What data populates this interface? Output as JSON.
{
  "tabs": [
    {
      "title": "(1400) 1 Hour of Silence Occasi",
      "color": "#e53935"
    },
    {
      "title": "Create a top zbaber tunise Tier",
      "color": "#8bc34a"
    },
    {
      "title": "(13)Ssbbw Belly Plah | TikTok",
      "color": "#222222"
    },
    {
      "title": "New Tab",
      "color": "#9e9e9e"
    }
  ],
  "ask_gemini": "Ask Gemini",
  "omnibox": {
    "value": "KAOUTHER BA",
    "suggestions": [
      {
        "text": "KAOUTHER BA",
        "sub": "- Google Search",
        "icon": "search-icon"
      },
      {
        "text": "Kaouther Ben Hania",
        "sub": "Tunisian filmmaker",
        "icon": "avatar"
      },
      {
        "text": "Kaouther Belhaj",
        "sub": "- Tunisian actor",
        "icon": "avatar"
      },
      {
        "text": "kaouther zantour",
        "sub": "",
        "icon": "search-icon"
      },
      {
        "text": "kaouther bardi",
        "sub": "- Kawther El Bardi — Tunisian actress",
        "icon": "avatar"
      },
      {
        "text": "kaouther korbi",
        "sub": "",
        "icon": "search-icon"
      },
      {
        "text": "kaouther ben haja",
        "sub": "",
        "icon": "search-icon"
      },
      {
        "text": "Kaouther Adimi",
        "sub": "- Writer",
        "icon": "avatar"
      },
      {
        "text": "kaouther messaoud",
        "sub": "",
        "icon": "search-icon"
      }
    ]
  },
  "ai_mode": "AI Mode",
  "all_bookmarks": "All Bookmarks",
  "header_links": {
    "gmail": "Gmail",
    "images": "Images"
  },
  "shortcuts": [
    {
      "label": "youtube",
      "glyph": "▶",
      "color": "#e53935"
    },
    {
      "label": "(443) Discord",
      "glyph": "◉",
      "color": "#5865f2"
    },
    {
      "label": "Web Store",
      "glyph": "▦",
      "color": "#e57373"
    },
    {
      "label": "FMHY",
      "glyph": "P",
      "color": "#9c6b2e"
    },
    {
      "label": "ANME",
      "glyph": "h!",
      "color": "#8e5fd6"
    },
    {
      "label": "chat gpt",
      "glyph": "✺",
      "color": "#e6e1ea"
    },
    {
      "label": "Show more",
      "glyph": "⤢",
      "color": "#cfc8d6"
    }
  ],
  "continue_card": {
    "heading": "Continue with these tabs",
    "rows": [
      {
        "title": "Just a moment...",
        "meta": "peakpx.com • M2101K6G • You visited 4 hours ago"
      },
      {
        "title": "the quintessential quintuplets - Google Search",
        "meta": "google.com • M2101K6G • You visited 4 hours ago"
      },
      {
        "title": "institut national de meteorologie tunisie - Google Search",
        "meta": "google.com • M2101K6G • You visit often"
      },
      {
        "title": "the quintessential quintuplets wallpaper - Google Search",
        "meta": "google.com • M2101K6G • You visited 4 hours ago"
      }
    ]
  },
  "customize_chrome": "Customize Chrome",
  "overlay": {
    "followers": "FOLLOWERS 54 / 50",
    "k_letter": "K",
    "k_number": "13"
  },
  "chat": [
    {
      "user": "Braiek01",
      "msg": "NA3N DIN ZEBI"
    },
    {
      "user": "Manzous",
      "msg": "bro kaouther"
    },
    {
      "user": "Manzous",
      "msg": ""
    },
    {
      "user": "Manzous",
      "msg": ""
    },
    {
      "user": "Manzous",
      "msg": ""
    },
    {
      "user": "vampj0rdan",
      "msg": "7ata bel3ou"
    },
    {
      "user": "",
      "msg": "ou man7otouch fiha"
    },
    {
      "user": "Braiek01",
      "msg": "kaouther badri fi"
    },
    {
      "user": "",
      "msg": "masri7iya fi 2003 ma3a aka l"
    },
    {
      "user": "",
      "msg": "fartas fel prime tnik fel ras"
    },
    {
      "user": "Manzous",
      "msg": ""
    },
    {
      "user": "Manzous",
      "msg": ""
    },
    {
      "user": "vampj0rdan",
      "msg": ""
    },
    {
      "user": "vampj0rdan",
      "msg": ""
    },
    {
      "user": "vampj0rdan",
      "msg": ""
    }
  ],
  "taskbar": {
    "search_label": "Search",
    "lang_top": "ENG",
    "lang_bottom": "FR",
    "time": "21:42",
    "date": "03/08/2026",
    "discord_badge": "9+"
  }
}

=====

§ STATED TASK
Quote all of the entries exactly as they appear.

§ OUTPUT
What data populates this interface? Output as JSON.
{
  "tabs": [
    {
      "title": "(1400) 1 Hour of Silence Occasi",
      "color": "#e53935"
    },
    {
      "title": "Create a top zbaber tunise Tier",
      "color": "#8bc34a"
    },
    {
      "title": "(13)Ssbbw Belly Plah | TikTok",
      "color": "#222222"
    },
    {
      "title": "New Tab",
      "color": "#9e9e9e"
    }
  ],
  "ask_gemini": "Ask Gemini",
  "omnibox": {
    "value": "KAOUTHER BA",
    "suggestions": [
      {
        "text": "KAOUTHER BA",
        "sub": "- Google Search",
        "icon": "search-icon"
      },
      {
        "text": "Kaouther Ben Hania",
        "sub": "Tunisian filmmaker",
        "icon": "avatar"
      },
      {
        "text": "Kaouther Belhaj",
        "sub": "- Tunisian actor",
        "icon": "avatar"
      },
      {
        "text": "kaouther zantour",
        "sub": "",
        "icon": "search-icon"
      },
      {
        "text": "kaouther bardi",
        "sub": "- Kawther El Bardi — Tunisian actress",
        "icon": "avatar"
      },
      {
        "text": "kaouther korbi",
        "sub": "",
        "icon": "search-icon"
      },
      {
        "text": "kaouther ben haja",
        "sub": "",
        "icon": "search-icon"
      },
      {
        "text": "Kaouther Adimi",
        "sub": "- Writer",
        "icon": "avatar"
      },
      {
        "text": "kaouther messaoud",
        "sub": "",
        "icon": "search-icon"
      }
    ]
  },
  "ai_mode": "AI Mode",
  "all_bookmarks": "All Bookmarks",
  "header_links": {
    "gmail": "Gmail",
    "images": "Images"
  },
  "shortcuts": [
    {
      "label": "youtube",
      "glyph": "▶",
      "color": "#e53935"
    },
    {
      "label": "(443) Discord",
      "glyph": "◉",
      "color": "#5865f2"
    },
    {
      "label": "Web Store",
      "glyph": "▦",
      "color": "#e57373"
    },
    {
      "label": "FMHY",
      "glyph": "P",
      "color": "#9c6b2e"
    },
    {
      "label": "ANME",
      "glyph": "h!",
      "color": "#8e5fd6"
    },
    {
      "label": "chat gpt",
      "glyph": "✺",
      "color": "#e6e1ea"
    },
    {
      "label": "Show more",
      "glyph": "⤢",
      "color": "#cfc8d6"
    }
  ],
  "continue_card": {
    "heading": "Continue with these tabs",
    "rows": [
      {
        "title": "Just a moment...",
        "meta": "peakpx.com • M2101K6G • You visited 4 hours ago"
      },
      {
        "title": "the quintessential quintuplets - Google Search",
        "meta": "google.com • M2101K6G • You visited 4 hours ago"
      },
      {
        "title": "institut national de meteorologie tunisie - Google Search",
        "meta": "google.com • M2101K6G • You visit often"
      },
      {
        "title": "the quintessential quintuplets wallpaper - Google Search",
        "meta": "google.com • M2101K6G • You visited 4 hours ago"
      }
    ]
  },
  "customize_chrome": "Customize Chrome",
  "overlay": {
    "followers": "FOLLOWERS 54 / 50",
    "k_letter": "K",
    "k_number": "13"
  },
  "chat": [
    {
      "user": "Braiek01",
      "msg": "NA3N DIN ZEBI"
    },
    {
      "user": "Manzous",
      "msg": "bro kaouther"
    },
    {
      "user": "Manzous",
      "msg": ""
    },
    {
      "user": "Manzous",
      "msg": ""
    },
    {
      "user": "Manzous",
      "msg": ""
    },
    {
      "user": "vampj0rdan",
      "msg": "7ata bel3ou"
    },
    {
      "user": "",
      "msg": "ou man7otouch fiha"
    },
    {
      "user": "Braiek01",
      "msg": "kaouther badri fi"
    },
    {
      "user": "",
      "msg": "masri7iya fi 2003 ma3a aka l"
    },
    {
      "user": "",
      "msg": "fartas fel prime tnik fel ras"
    },
    {
      "user": "Manzous",
      "msg": ""
    },
    {
      "user": "Manzous",
      "msg": ""
    },
    {
      "user": "vampj0rdan",
      "msg": ""
    },
    {
      "user": "vampj0rdan",
      "msg": ""
    },
    {
      "user": "vampj0rdan",
      "msg": ""
    }
  ],
  "taskbar": {
    "search_label": "Search",
    "lang_top": "ENG",
    "lang_bottom": "FR",
    "time": "21:42",
    "date": "03/08/2026",
    "discord_badge": "9+"
  }
}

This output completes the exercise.